[Stored data]

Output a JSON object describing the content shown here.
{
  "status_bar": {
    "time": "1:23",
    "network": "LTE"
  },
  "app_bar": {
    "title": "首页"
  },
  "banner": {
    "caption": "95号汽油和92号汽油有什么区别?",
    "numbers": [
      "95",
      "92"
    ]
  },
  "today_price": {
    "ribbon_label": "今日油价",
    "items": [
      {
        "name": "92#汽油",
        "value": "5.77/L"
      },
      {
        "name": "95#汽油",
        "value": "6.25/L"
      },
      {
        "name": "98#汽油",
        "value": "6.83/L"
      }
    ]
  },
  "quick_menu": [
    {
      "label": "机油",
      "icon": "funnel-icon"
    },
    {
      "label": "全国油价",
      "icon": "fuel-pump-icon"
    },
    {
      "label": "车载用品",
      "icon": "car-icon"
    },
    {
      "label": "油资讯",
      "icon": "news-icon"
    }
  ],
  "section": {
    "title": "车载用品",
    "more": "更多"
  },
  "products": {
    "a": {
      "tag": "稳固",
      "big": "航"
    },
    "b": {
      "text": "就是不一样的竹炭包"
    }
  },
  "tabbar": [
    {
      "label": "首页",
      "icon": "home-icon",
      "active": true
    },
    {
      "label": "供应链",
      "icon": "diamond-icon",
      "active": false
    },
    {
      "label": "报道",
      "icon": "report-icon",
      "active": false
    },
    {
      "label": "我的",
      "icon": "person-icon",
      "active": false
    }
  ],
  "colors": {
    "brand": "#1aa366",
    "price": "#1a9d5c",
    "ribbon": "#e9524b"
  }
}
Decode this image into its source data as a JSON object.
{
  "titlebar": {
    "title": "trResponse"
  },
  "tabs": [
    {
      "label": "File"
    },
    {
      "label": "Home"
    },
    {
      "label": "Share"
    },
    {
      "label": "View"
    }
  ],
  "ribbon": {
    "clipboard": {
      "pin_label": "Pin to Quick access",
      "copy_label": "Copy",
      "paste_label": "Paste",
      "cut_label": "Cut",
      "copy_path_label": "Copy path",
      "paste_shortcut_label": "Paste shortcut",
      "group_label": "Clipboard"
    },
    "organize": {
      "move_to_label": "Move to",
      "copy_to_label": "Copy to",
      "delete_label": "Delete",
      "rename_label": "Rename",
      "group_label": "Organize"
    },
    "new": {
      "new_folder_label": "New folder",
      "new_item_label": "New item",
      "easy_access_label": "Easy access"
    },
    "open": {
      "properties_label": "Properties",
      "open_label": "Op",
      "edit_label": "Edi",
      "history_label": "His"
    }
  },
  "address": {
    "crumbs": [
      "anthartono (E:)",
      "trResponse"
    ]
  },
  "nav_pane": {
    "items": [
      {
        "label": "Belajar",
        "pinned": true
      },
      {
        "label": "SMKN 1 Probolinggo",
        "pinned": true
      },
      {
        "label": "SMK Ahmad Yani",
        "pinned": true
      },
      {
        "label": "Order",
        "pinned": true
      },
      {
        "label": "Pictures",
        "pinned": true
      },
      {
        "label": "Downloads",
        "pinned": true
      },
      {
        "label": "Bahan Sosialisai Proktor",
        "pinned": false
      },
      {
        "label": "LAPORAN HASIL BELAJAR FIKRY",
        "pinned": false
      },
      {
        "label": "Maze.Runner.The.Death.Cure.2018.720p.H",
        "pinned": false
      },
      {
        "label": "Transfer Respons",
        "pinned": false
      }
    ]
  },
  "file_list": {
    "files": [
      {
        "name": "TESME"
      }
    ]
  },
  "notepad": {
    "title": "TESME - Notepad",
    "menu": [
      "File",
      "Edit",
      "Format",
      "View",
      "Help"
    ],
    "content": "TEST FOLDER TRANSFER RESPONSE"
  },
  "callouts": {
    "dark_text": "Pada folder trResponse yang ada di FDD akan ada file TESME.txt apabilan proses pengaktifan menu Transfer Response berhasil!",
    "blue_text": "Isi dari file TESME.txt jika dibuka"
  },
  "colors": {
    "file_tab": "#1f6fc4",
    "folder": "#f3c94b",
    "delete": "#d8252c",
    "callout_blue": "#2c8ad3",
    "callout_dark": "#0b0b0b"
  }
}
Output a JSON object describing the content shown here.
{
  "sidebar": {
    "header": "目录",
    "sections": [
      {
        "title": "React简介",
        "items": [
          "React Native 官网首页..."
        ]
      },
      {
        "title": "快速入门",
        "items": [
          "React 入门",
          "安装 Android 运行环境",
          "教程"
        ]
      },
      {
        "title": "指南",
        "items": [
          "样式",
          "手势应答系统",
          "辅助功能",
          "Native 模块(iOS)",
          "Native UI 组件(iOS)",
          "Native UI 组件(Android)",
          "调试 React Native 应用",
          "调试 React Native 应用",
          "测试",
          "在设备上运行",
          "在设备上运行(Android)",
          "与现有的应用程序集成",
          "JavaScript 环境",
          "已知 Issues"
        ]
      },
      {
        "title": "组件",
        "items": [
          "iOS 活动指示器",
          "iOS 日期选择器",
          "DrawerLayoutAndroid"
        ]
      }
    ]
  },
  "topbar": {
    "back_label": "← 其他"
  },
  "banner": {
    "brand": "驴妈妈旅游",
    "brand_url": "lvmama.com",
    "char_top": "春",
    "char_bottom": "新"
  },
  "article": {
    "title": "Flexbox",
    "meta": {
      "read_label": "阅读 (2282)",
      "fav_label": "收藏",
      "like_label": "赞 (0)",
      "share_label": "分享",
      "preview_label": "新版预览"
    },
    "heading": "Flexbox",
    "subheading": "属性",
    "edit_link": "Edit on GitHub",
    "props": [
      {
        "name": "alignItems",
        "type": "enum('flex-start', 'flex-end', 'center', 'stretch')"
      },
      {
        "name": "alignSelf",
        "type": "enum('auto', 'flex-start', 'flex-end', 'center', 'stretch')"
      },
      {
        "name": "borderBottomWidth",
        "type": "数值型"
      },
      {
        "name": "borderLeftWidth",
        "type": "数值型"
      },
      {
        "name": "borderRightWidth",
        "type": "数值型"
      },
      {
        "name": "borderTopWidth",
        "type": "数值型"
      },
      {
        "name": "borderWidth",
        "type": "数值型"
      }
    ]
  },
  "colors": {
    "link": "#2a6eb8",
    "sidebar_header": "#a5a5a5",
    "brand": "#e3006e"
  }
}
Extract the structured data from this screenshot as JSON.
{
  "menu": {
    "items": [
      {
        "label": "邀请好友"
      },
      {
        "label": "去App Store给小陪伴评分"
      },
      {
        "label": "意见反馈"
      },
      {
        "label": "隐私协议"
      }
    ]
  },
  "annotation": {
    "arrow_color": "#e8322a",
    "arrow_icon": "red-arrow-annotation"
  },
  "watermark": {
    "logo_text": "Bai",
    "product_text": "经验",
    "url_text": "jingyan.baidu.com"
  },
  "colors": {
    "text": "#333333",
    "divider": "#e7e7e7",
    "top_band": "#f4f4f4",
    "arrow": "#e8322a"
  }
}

Short task: Give exactly the lines from the one with "Extract the structured" to the end of the entries, nothing before them.

Task answer:
Extract the structured data from this screenshot as JSON.
{
  "menu": {
    "items": [
      {
        "label": "邀请好友"
      },
      {
        "label": "去App Store给小陪伴评分"
      },
      {
        "label": "意见反馈"
      },
      {
        "label": "隐私协议"
      }
    ]
  },
  "annotation": {
    "arrow_color": "#e8322a",
    "arrow_icon": "red-arrow-annotation"
  },
  "watermark": {
    "logo_text": "Bai",
    "product_text": "经验",
    "url_text": "jingyan.baidu.com"
  },
  "colors": {
    "text": "#333333",
    "divider": "#e7e7e7",
    "top_band": "#f4f4f4",
    "arrow": "#e8322a"
  }
}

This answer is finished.